## DIRECTIVE
Without the pictures, give the entries below again exactly as written.

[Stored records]
= = = = = = =
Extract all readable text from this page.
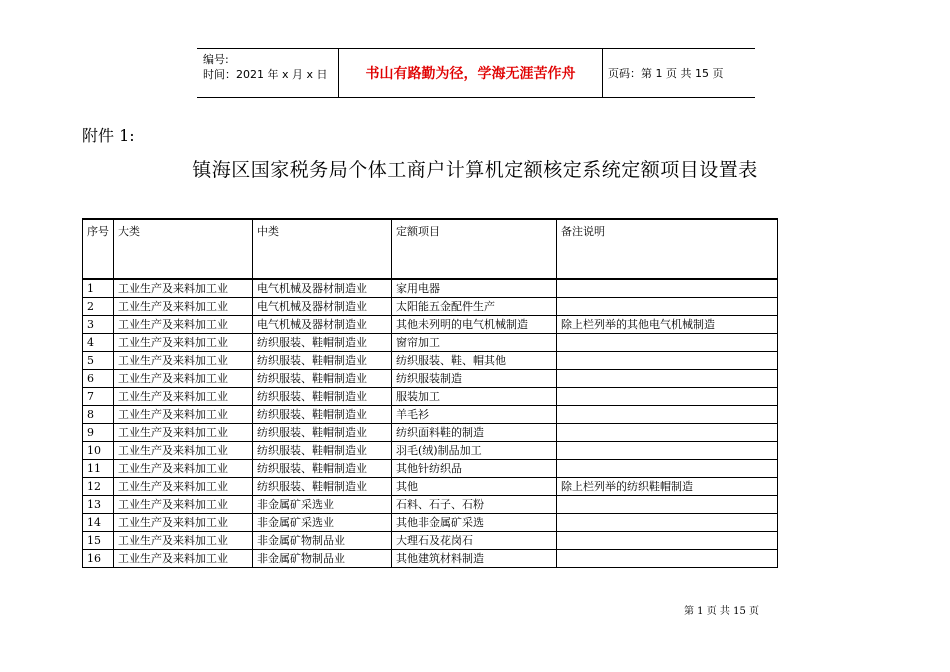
编号:
时间：2021 年 x 月 x 日	书山有路勤为径，学海无涯苦作舟	页码：第 1 页 共 15 页
附件 1:
镇海区国家税务局个体工商户计算机定额核定系统定额项目设置表
序号	大类	中类	定额项目	备注说明
1	工业生产及来料加工业	电气机械及器材制造业	家用电器	
2	工业生产及来料加工业	电气机械及器材制造业	太阳能五金配件生产	
3	工业生产及来料加工业	电气机械及器材制造业	其他未列明的电气机械制造	除上栏列举的其他电气机械制造
4	工业生产及来料加工业	纺织服装、鞋帽制造业	窗帘加工	
5	工业生产及来料加工业	纺织服装、鞋帽制造业	纺织服装、鞋、帽其他	
6	工业生产及来料加工业	纺织服装、鞋帽制造业	纺织服装制造	
7	工业生产及来料加工业	纺织服装、鞋帽制造业	服装加工	
8	工业生产及来料加工业	纺织服装、鞋帽制造业	羊毛衫	
9	工业生产及来料加工业	纺织服装、鞋帽制造业	纺织面料鞋的制造	
10	工业生产及来料加工业	纺织服装、鞋帽制造业	羽毛(绒)制品加工	
11	工业生产及来料加工业	纺织服装、鞋帽制造业	其他针纺织品	
12	工业生产及来料加工业	纺织服装、鞋帽制造业	其他	除上栏列举的纺织鞋帽制造
13	工业生产及来料加工业	非金属矿采选业	石料、石子、石粉	
14	工业生产及来料加工业	非金属矿采选业	其他非金属矿采选	
15	工业生产及来料加工业	非金属矿物制品业	大理石及花岗石	
16	工业生产及来料加工业	非金属矿物制品业	其他建筑材料制造	
第 1 页 共 15 页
= = = = = = =
## THE ANSWER
Extract all readable text from this page.
编号:
时间：2021 年 x 月 x 日	书山有路勤为径，学海无涯苦作舟	页码：第 1 页 共 15 页
附件 1:
镇海区国家税务局个体工商户计算机定额核定系统定额项目设置表
序号	大类	中类	定额项目	备注说明
1	工业生产及来料加工业	电气机械及器材制造业	家用电器	
2	工业生产及来料加工业	电气机械及器材制造业	太阳能五金配件生产	
3	工业生产及来料加工业	电气机械及器材制造业	其他未列明的电气机械制造	除上栏列举的其他电气机械制造
4	工业生产及来料加工业	纺织服装、鞋帽制造业	窗帘加工	
5	工业生产及来料加工业	纺织服装、鞋帽制造业	纺织服装、鞋、帽其他	
6	工业生产及来料加工业	纺织服装、鞋帽制造业	纺织服装制造	
7	工业生产及来料加工业	纺织服装、鞋帽制造业	服装加工	
8	工业生产及来料加工业	纺织服装、鞋帽制造业	羊毛衫	
9	工业生产及来料加工业	纺织服装、鞋帽制造业	纺织面料鞋的制造	
10	工业生产及来料加工业	纺织服装、鞋帽制造业	羽毛(绒)制品加工	
11	工业生产及来料加工业	纺织服装、鞋帽制造业	其他针纺织品	
12	工业生产及来料加工业	纺织服装、鞋帽制造业	其他	除上栏列举的纺织鞋帽制造
13	工业生产及来料加工业	非金属矿采选业	石料、石子、石粉	
14	工业生产及来料加工业	非金属矿采选业	其他非金属矿采选	
15	工业生产及来料加工业	非金属矿物制品业	大理石及花岗石	
16	工业生产及来料加工业	非金属矿物制品业	其他建筑材料制造	
第 1 页 共 15 页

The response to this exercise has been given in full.